* begin STORED ROWS *

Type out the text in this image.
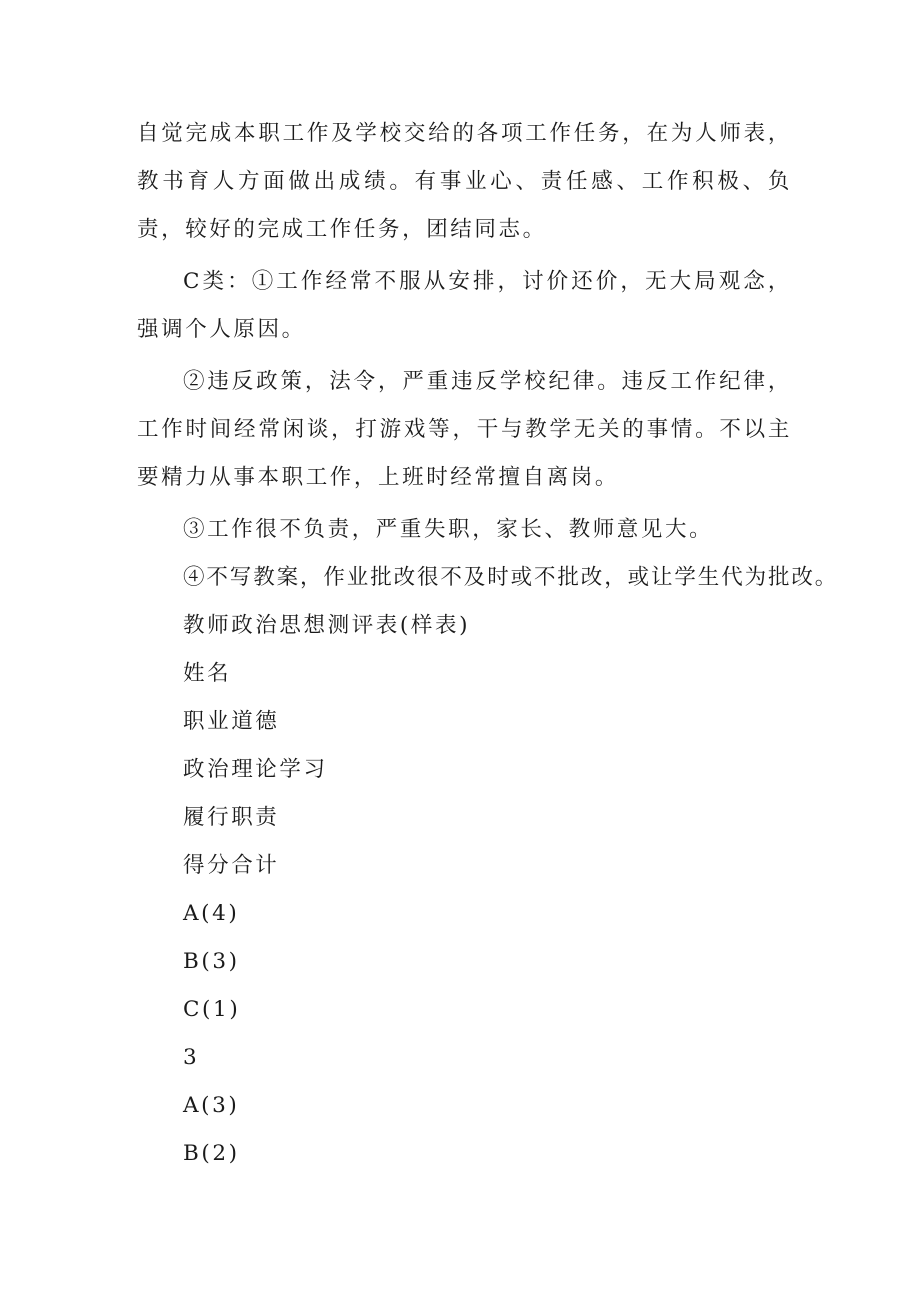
自觉完成本职工作及学校交给的各项工作任务，在为人师表，教书育人方面做出成绩。有事业心、责任感、工作积极、负责，较好的完成工作任务，团结同志。

C类：①工作经常不服从安排，讨价还价，无大局观念，强调个人原因。

②违反政策，法令，严重违反学校纪律。违反工作纪律，工作时间经常闲谈，打游戏等，干与教学无关的事情。不以主要精力从事本职工作，上班时经常擅自离岗。

③工作很不负责，严重失职，家长、教师意见大。

④不写教案，作业批改很不及时或不批改，或让学生代为批改。

教师政治思想测评表(样表)

姓名

职业道德

政治理论学习

履行职责

得分合计

A(4)

B(3)

C(1)

3

A(3)

B(2)
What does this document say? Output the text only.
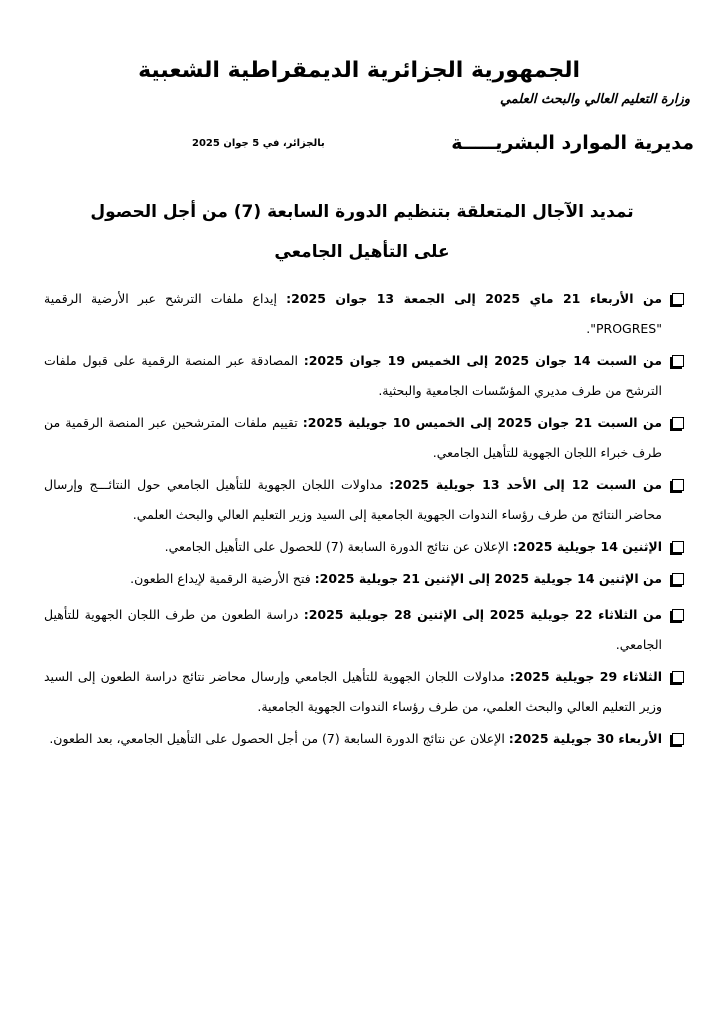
الجمهورية الجزائرية الديمقراطية الشعبية
وزارة التعليم العالي والبحث العلمي
مديرية الموارد البشريـــــة
بالجزائر، في 5 جوان 2025
تمديد الآجال المتعلقة بتنظيم الدورة السابعة (7) من أجل الحصول
على التأهيل الجامعي
من الأربعاء 21 ماي 2025 إلى الجمعة 13 جوان 2025: إيداع ملفات الترشح عبر الأرضية الرقمية "PROGRES".
من السبت 14 جوان 2025 إلى الخميس 19 جوان 2025: المصادقة عبر المنصة الرقمية على قبول ملفات الترشح من طرف مديري المؤسّسات الجامعية والبحثية.
من السبت 21 جوان 2025 إلى الخميس 10 جويلية 2025: تقييم ملفات المترشحين عبر المنصة الرقمية من طرف خبراء اللجان الجهوية للتأهيل الجامعي.
من السبت 12 إلى الأحد 13 جويلية 2025: مداولات اللجان الجهوية للتأهيل الجامعي حول النتائـــج وإرسال محاضر النتائج من طرف رؤساء الندوات الجهوية الجامعية إلى السيد وزير التعليم العالي والبحث العلمي.
الإثنين 14 جويلية 2025: الإعلان عن نتائج الدورة السابعة (7) للحصول على التأهيل الجامعي.
من الإثنين 14 جويلية 2025 إلى الإثنين 21 جويلية 2025: فتح الأرضية الرقمية لإيداع الطعون.
من الثلاثاء 22 جويلية 2025 إلى الإثنين 28 جويلية 2025: دراسة الطعون من طرف اللجان الجهوية للتأهيل الجامعي.
الثلاثاء 29 جويلية 2025: مداولات اللجان الجهوية للتأهيل الجامعي وإرسال محاضر نتائج دراسة الطعون إلى السيد وزير التعليم العالي والبحث العلمي، من طرف رؤساء الندوات الجهوية الجامعية.
الأربعاء 30 جويلية 2025: الإعلان عن نتائج الدورة السابعة (7) من أجل الحصول على التأهيل الجامعي، بعد الطعون.
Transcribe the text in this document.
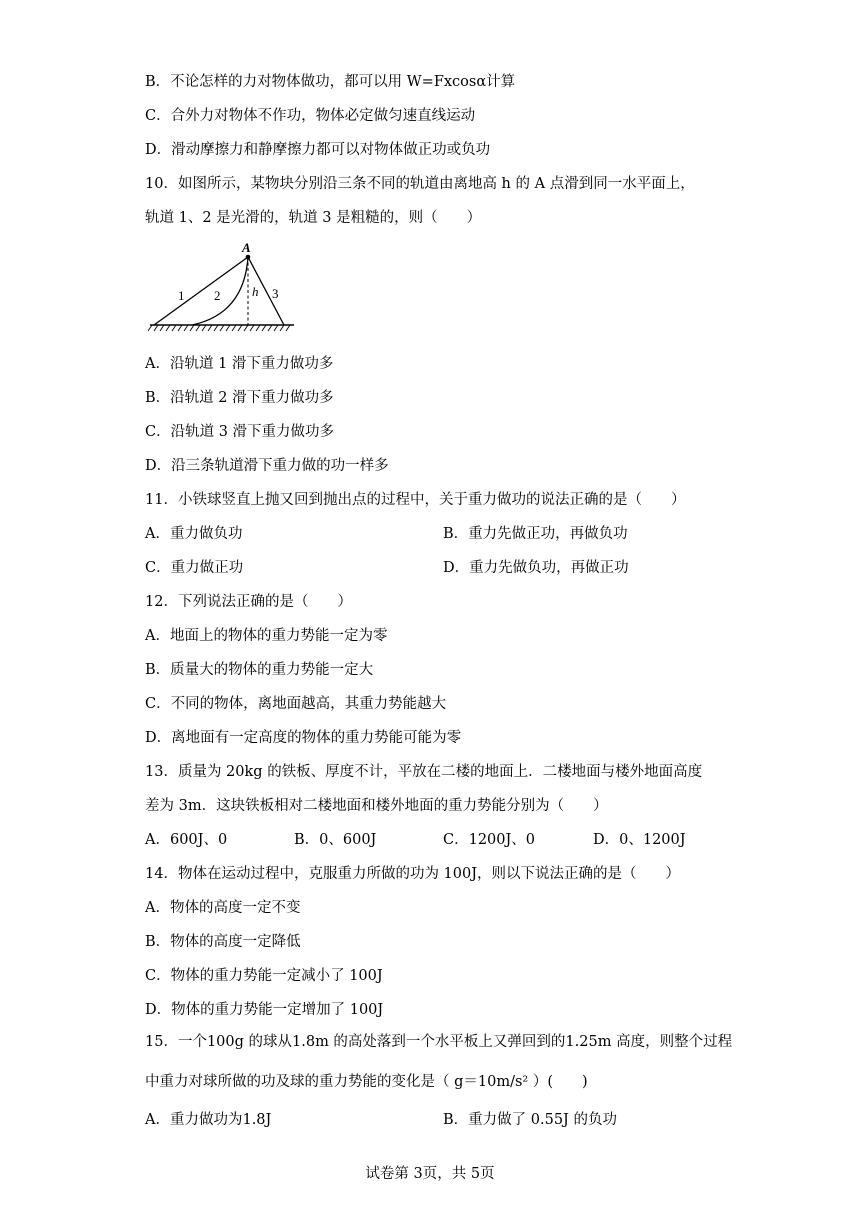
B．不论怎样的力对物体做功，都可以用 W=Fxcosα计算
C．合外力对物体不作功，物体必定做匀速直线运动
D．滑动摩擦力和静摩擦力都可以对物体做正功或负功
10．如图所示，某物块分别沿三条不同的轨道由离地高 h 的 A 点滑到同一水平面上，
轨道 1、2 是光滑的，轨道 3 是粗糙的，则（　　）
A
h
1 2	3
A．沿轨道 1 滑下重力做功多
B．沿轨道 2 滑下重力做功多
C．沿轨道 3 滑下重力做功多
D．沿三条轨道滑下重力做的功一样多
11．小铁球竖直上抛又回到抛出点的过程中，关于重力做功的说法正确的是（　　）
A．重力做负功	B．重力先做正功，再做负功
C．重力做正功	D．重力先做负功，再做正功
12．下列说法正确的是（　　）
A．地面上的物体的重力势能一定为零
B．质量大的物体的重力势能一定大
C．不同的物体，离地面越高，其重力势能越大
D．离地面有一定高度的物体的重力势能可能为零
13．质量为 20kg 的铁板、厚度不计，平放在二楼的地面上．二楼地面与楼外地面高度
差为 3m．这块铁板相对二楼地面和楼外地面的重力势能分别为（　　）
A．600J、0	B．0、600J	C．1200J、0	D．0、1200J
14．物体在运动过程中，克服重力所做的功为 100J，则以下说法正确的是（　　）
A．物体的高度一定不变
B．物体的高度一定降低
C．物体的重力势能一定减小了 100J
D．物体的重力势能一定增加了 100J
15．一个100g 的球从1.8m 的高处落到一个水平板上又弹回到的1.25m 高度，则整个过程
中重力对球所做的功及球的重力势能的变化是（ g＝10m/s² ）(　　)
A．重力做功为1.8J	B．重力做了 0.55J 的负功
试卷第 3页，共 5页
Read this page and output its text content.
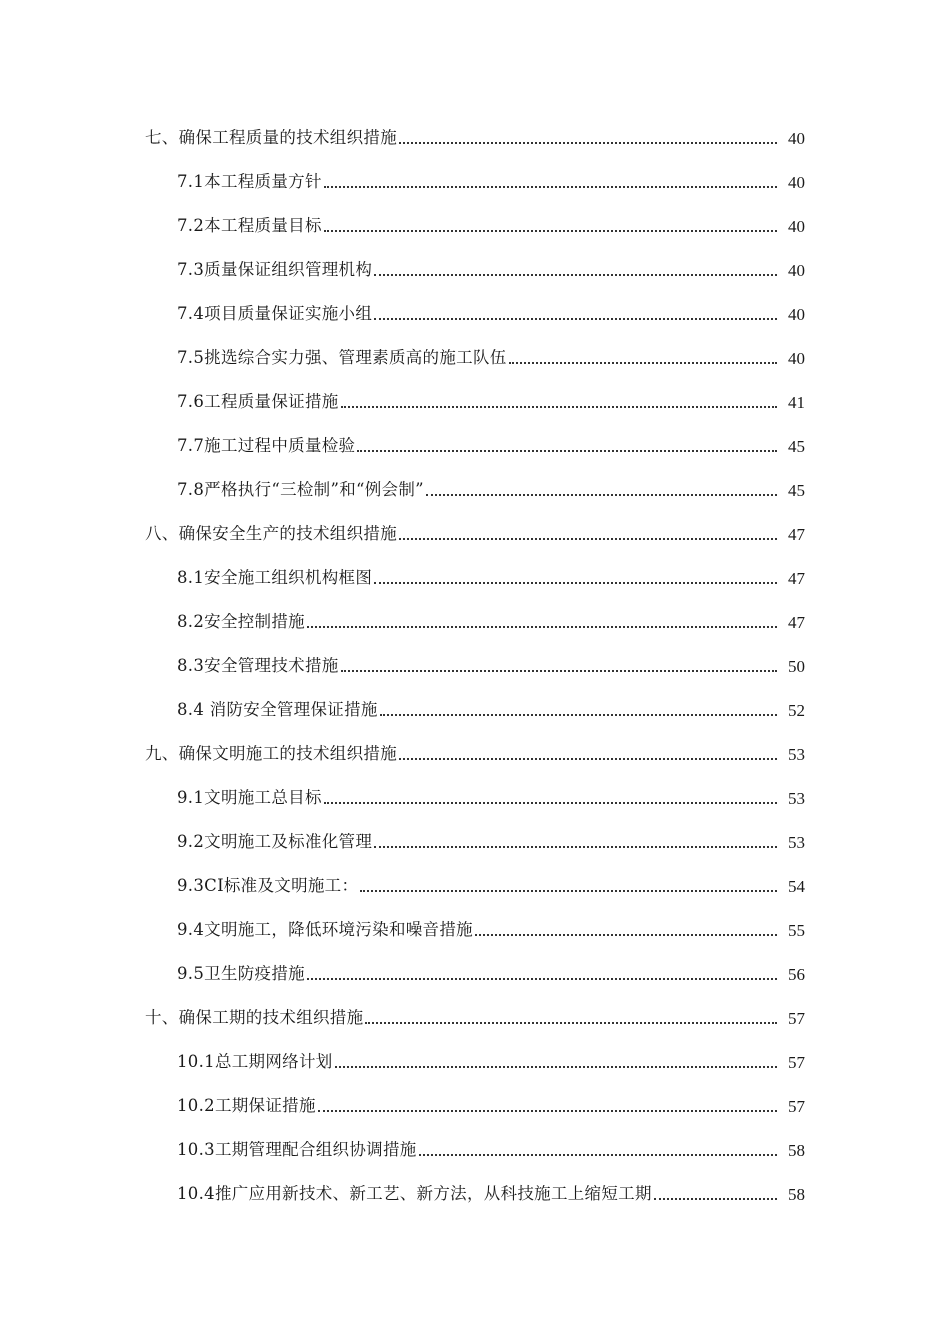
七、确保工程质量的技术组织措施	40
7.1本工程质量方针	40
7.2本工程质量目标	40
7.3质量保证组织管理机构	40
7.4项目质量保证实施小组	40
7.5挑选综合实力强、管理素质高的施工队伍	40
7.6工程质量保证措施	41
7.7施工过程中质量检验	45
7.8严格执行“三检制”和“例会制”	45
八、确保安全生产的技术组织措施	47
8.1安全施工组织机构框图	47
8.2安全控制措施	47
8.3安全管理技术措施	50
8.4 消防安全管理保证措施	52
九、确保文明施工的技术组织措施	53
9.1文明施工总目标	53
9.2文明施工及标准化管理	53
9.3CI标准及文明施工：	54
9.4文明施工，降低环境污染和噪音措施	55
9.5卫生防疫措施	56
十、确保工期的技术组织措施	57
10.1总工期网络计划	57
10.2工期保证措施	57
10.3工期管理配合组织协调措施	58
10.4推广应用新技术、新工艺、新方法，从科技施工上缩短工期	58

* end STORED ROWS *

PROBLEM:
Excluding pictures, copy exactly the lines from the line containing "Read this page and output its text content." through the last line of the data, inclusive.

THE REPLY:
Read this page and output its text content.
七、确保工程质量的技术组织措施	40
7.1本工程质量方针	40
7.2本工程质量目标	40
7.3质量保证组织管理机构	40
7.4项目质量保证实施小组	40
7.5挑选综合实力强、管理素质高的施工队伍	40
7.6工程质量保证措施	41
7.7施工过程中质量检验	45
7.8严格执行“三检制”和“例会制”	45
八、确保安全生产的技术组织措施	47
8.1安全施工组织机构框图	47
8.2安全控制措施	47
8.3安全管理技术措施	50
8.4 消防安全管理保证措施	52
九、确保文明施工的技术组织措施	53
9.1文明施工总目标	53
9.2文明施工及标准化管理	53
9.3CI标准及文明施工：	54
9.4文明施工，降低环境污染和噪音措施	55
9.5卫生防疫措施	56
十、确保工期的技术组织措施	57
10.1总工期网络计划	57
10.2工期保证措施	57
10.3工期管理配合组织协调措施	58
10.4推广应用新技术、新工艺、新方法，从科技施工上缩短工期	58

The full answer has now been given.